**DATASET EXCERPTS:**
##########

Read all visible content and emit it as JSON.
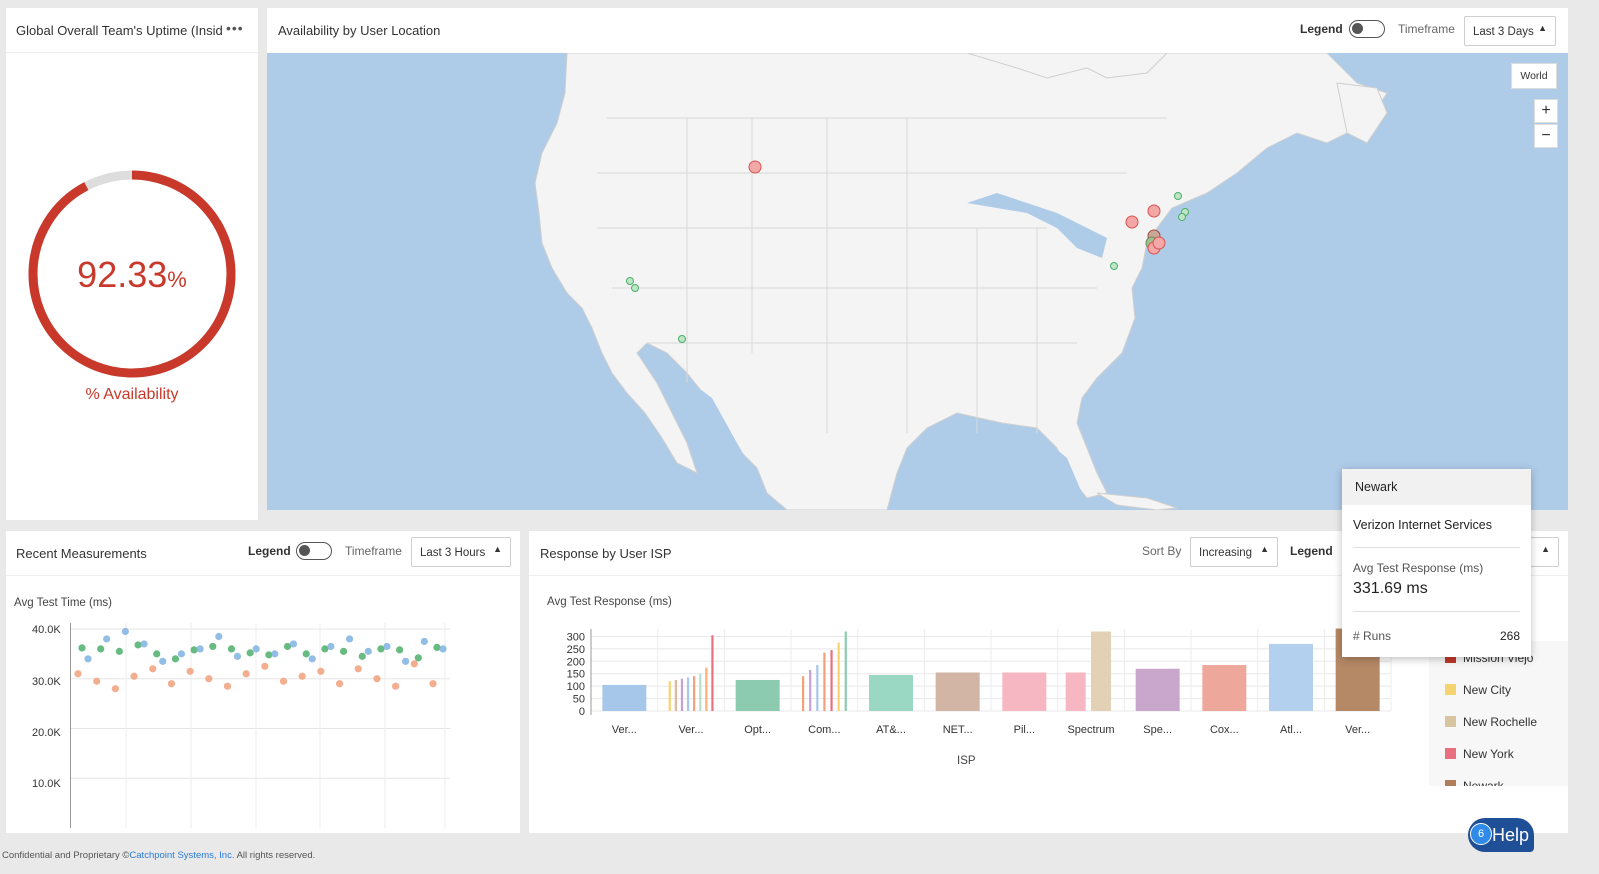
{
  "uptime_panel": {
    "title": "Global Overall Team's Uptime (Insid",
    "value": "92.33",
    "unit": "%",
    "caption": "% Availability",
    "fraction": 0.9233
  },
  "map_panel": {
    "title": "Availability by User Location",
    "legend_label": "Legend",
    "timeframe_label": "Timeframe",
    "timeframe_value": "Last 3 Days",
    "world_button": "World",
    "zoom_in": "+",
    "zoom_out": "−"
  },
  "recent_panel": {
    "title": "Recent Measurements",
    "legend_label": "Legend",
    "timeframe_label": "Timeframe",
    "timeframe_value": "Last 3 Hours",
    "y_title": "Avg Test Time (ms)",
    "y_ticks": [
      "40.0K",
      "30.0K",
      "20.0K",
      "10.0K"
    ]
  },
  "isp_panel": {
    "title": "Response by User ISP",
    "sort_label": "Sort By",
    "sort_value": "Increasing",
    "legend_label": "Legend",
    "y_title": "Avg Test Response (ms)",
    "x_title": "ISP",
    "legend_items": [
      {
        "label": "Mission Viejo",
        "color": "#c0392b"
      },
      {
        "label": "New City",
        "color": "#f5d36e"
      },
      {
        "label": "New Rochelle",
        "color": "#d9c4a0"
      },
      {
        "label": "New York",
        "color": "#e8707e"
      },
      {
        "label": "Newark",
        "color": "#b07d5a"
      }
    ]
  },
  "tooltip": {
    "location": "Newark",
    "isp": "Verizon Internet Services",
    "metric_label": "Avg Test Response (ms)",
    "metric_value": "331.69 ms",
    "runs_label": "# Runs",
    "runs_value": "268"
  },
  "help": {
    "badge": "6",
    "label": "Help"
  },
  "footer": {
    "text": "Confidential and Proprietary ©",
    "link": "Catchpoint Systems, Inc.",
    "suffix": " All rights reserved."
  },
  "colors": {
    "red": "#c8392b",
    "green": "#4caf6a",
    "blue": "#7fb1e0",
    "orange": "#f0a07a",
    "map_water": "#aecbe8"
  },
  "chart_data": [
    {
      "type": "scatter",
      "title": "Recent Measurements",
      "ylabel": "Avg Test Time (ms)",
      "ylim": [
        0,
        40000
      ],
      "y_ticks": [
        40000,
        30000,
        20000,
        10000
      ],
      "series": [
        {
          "color": "#4caf6a",
          "values": [
            36200,
            36000,
            35500,
            36800,
            35000,
            34000,
            35800,
            36500,
            36000,
            35200,
            34800,
            36500,
            35000,
            36000,
            35500,
            34500,
            36000,
            35800,
            34200,
            36300
          ]
        },
        {
          "color": "#7fb1e0",
          "values": [
            34000,
            38000,
            39500,
            37000,
            33500,
            35000,
            36000,
            38500,
            34500,
            36000,
            35000,
            37000,
            34000,
            36500,
            38000,
            35500,
            36500,
            33500,
            37500,
            36000
          ]
        },
        {
          "color": "#f0a07a",
          "values": [
            31000,
            29500,
            28000,
            30500,
            32000,
            29000,
            31500,
            30000,
            28500,
            31000,
            32500,
            29500,
            30500,
            31500,
            29000,
            32000,
            30000,
            28500,
            33000,
            29000
          ]
        }
      ]
    },
    {
      "type": "bar",
      "title": "Response by User ISP",
      "ylabel": "Avg Test Response (ms)",
      "xlabel": "ISP",
      "ylim": [
        0,
        330
      ],
      "y_ticks": [
        300,
        250,
        200,
        150,
        100,
        50,
        0
      ],
      "categories": [
        "Ver...",
        "Ver...",
        "Opt...",
        "Com...",
        "AT&...",
        "NET...",
        "Pil...",
        "Spectrum",
        "Spe...",
        "Cox...",
        "Atl...",
        "Ver..."
      ],
      "bars": [
        {
          "category": 0,
          "values": [
            105
          ],
          "colors": [
            "#a7c7ea"
          ]
        },
        {
          "category": 1,
          "values": [
            120,
            125,
            130,
            135,
            140,
            150,
            175,
            305
          ],
          "colors": [
            "#f5d36e",
            "#e0b89a",
            "#c8a0d8",
            "#a7c7ea",
            "#f0a07a",
            "#b8e0d0",
            "#ffb07a",
            "#e8707e"
          ]
        },
        {
          "category": 2,
          "values": [
            125
          ],
          "colors": [
            "#8ccbb0"
          ]
        },
        {
          "category": 3,
          "values": [
            140,
            165,
            185,
            235,
            245,
            275,
            320
          ],
          "colors": [
            "#f0a07a",
            "#c8a0d8",
            "#a7c7ea",
            "#f0a07a",
            "#e8707e",
            "#f5d36e",
            "#8ccbb0"
          ]
        },
        {
          "category": 4,
          "values": [
            145
          ],
          "colors": [
            "#9ad8c4"
          ]
        },
        {
          "category": 5,
          "values": [
            155
          ],
          "colors": [
            "#d2b5a4"
          ]
        },
        {
          "category": 6,
          "values": [
            155
          ],
          "colors": [
            "#f7b7c2"
          ]
        },
        {
          "category": 7,
          "values": [
            155,
            320
          ],
          "colors": [
            "#f7b7c2",
            "#e2d1b4"
          ]
        },
        {
          "category": 8,
          "values": [
            170
          ],
          "colors": [
            "#c9a6cc"
          ]
        },
        {
          "category": 9,
          "values": [
            185
          ],
          "colors": [
            "#eea79b"
          ]
        },
        {
          "category": 10,
          "values": [
            270
          ],
          "colors": [
            "#b3d0ee"
          ]
        },
        {
          "category": 11,
          "values": [
            331.69
          ],
          "colors": [
            "#b58866"
          ]
        }
      ]
    }
  ]
}
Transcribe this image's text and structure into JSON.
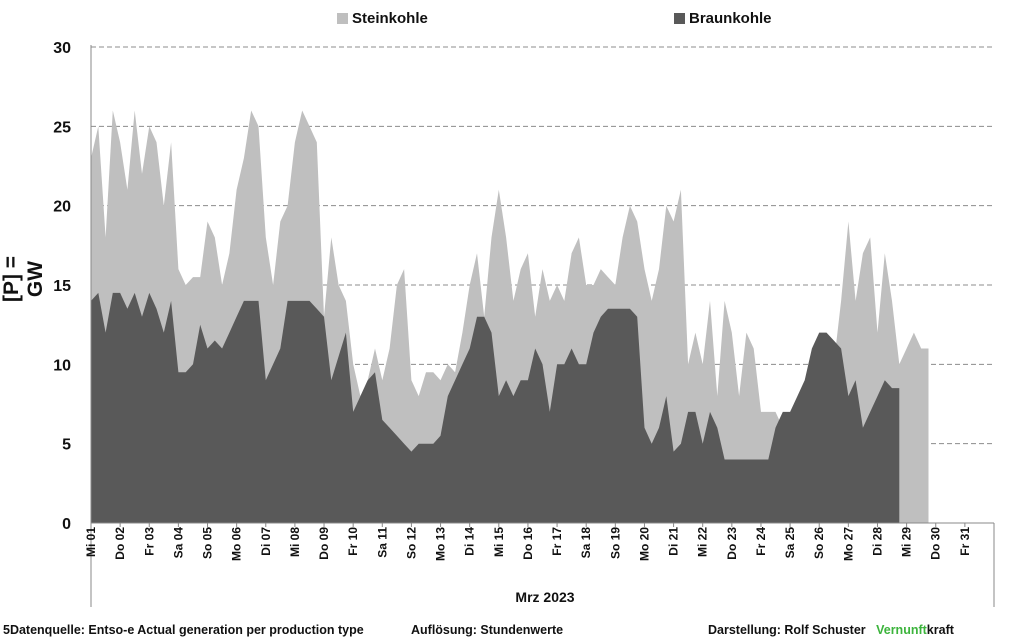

##########

**PROMPT:**
Find the word "Test" in the entries above and gather every line that holds it.

**RESPONSE BELOW:**
    "y_title": "Avg Test Time (ms)",
    "y_title": "Avg Test Response (ms)",
    "metric_label": "Avg Test Response (ms)",
      "ylabel": "Avg Test Time (ms)",
      "ylabel": "Avg Test Response (ms)",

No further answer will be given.